What is expected => Find the word "object" in the data. Return every line where it appears.

── Records to use ──

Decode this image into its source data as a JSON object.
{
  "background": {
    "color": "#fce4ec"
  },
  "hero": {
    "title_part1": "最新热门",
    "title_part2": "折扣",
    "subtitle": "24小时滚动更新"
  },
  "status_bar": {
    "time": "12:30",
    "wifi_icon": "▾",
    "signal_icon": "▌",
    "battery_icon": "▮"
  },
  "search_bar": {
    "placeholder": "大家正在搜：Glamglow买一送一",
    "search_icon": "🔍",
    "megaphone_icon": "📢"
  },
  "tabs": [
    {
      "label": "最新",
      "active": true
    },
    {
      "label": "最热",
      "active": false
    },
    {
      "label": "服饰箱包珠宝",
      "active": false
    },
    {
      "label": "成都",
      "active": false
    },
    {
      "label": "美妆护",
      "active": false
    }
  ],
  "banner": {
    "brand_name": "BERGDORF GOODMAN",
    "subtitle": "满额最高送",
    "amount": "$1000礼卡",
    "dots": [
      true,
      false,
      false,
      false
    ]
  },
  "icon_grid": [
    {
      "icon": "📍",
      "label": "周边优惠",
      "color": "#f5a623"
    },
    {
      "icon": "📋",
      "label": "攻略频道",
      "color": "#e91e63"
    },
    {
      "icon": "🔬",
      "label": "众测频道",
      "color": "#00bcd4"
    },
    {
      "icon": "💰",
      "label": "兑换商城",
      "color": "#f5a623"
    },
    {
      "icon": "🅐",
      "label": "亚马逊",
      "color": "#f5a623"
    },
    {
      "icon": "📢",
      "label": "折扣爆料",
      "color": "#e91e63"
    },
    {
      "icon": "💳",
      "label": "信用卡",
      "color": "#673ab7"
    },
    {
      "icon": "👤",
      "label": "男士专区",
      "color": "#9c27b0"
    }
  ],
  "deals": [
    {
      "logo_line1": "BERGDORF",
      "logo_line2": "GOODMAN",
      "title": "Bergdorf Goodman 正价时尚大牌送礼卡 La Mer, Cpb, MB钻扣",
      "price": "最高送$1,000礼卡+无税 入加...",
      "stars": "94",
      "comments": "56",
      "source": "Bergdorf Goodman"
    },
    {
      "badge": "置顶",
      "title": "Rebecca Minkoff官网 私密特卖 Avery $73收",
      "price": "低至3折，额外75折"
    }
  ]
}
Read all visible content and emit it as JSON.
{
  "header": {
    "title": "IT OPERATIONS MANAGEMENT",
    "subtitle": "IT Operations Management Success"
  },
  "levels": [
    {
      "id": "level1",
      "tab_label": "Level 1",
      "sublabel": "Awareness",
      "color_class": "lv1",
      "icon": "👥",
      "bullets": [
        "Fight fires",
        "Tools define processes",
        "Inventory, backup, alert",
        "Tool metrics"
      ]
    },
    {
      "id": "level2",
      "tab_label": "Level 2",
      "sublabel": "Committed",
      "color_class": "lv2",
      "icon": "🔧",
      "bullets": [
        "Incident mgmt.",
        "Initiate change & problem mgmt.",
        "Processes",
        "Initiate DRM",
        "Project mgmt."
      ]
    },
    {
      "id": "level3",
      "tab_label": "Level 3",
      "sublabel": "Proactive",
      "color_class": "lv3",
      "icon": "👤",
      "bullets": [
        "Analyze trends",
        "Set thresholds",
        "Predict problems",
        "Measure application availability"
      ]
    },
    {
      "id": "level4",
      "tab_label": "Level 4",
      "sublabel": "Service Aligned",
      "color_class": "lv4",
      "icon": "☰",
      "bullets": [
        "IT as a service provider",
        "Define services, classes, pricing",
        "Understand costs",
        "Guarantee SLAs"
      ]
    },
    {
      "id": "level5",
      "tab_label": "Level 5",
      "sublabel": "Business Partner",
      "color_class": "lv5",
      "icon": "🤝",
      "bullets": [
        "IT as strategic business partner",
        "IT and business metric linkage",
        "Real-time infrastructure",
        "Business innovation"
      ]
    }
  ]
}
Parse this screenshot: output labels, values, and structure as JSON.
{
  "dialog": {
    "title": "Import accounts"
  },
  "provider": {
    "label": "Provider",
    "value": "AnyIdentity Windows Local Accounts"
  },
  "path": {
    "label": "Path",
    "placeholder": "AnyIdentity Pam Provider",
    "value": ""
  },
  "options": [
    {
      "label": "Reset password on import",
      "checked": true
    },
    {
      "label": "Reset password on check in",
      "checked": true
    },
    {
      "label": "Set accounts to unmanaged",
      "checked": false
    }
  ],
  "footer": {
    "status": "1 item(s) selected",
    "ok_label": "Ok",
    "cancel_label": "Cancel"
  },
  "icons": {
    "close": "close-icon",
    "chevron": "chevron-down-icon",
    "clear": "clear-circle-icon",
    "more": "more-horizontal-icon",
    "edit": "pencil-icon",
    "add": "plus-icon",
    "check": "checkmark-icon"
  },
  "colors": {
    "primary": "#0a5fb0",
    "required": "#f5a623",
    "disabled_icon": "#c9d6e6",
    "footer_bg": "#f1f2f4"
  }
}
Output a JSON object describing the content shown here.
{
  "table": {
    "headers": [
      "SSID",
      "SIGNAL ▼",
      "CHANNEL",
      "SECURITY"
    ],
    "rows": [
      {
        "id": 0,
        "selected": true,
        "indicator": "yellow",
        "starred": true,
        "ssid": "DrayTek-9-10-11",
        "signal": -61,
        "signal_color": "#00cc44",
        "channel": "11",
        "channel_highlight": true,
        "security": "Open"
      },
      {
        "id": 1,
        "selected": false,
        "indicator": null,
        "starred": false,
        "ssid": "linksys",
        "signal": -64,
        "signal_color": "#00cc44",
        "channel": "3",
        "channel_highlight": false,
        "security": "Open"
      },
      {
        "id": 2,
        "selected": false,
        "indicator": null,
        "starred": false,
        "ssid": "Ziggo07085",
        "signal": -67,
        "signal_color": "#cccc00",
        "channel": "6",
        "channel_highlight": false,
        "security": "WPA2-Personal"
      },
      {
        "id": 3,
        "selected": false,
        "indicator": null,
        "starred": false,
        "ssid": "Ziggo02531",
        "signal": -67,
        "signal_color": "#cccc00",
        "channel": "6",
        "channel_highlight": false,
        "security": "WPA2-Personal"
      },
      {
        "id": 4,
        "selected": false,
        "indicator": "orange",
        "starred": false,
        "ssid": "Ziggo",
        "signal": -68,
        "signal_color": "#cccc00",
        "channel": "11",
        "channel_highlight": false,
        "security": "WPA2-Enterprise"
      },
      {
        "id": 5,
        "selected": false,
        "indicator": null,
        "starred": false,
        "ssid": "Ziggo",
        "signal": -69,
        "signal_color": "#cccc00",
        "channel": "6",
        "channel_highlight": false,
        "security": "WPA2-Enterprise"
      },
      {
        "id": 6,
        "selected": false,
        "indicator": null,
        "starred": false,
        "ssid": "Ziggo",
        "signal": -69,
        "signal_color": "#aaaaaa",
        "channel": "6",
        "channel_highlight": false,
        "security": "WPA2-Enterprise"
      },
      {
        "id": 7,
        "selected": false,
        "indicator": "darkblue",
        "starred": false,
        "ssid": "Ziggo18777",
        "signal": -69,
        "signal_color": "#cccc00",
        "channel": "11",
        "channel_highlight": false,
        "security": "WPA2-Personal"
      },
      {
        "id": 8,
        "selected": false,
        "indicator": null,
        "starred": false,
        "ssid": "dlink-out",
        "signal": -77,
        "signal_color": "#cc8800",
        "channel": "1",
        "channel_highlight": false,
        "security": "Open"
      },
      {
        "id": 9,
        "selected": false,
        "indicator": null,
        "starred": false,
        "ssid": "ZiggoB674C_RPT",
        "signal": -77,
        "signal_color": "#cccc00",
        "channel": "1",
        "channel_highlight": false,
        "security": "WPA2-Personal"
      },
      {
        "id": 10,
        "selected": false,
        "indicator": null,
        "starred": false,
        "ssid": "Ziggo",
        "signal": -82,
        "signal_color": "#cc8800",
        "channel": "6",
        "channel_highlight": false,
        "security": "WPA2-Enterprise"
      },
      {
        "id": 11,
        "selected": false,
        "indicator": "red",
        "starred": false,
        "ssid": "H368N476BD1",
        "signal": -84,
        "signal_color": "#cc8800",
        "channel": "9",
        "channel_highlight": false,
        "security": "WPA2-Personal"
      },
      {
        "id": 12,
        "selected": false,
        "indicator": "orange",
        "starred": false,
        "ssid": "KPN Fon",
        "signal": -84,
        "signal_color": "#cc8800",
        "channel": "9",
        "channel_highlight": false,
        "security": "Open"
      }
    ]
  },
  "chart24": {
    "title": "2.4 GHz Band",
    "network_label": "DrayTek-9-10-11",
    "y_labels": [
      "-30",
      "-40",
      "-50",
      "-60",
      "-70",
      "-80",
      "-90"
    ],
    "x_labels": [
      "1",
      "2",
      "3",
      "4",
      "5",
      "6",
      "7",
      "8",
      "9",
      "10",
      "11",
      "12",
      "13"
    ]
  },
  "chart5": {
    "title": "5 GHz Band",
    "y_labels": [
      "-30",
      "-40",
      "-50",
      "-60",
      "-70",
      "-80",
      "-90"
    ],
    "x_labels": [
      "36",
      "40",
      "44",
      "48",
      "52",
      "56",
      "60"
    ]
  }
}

───

Output for this exercise =>
Decode this image into its source data as a JSON object.
Output a JSON object describing the content shown here.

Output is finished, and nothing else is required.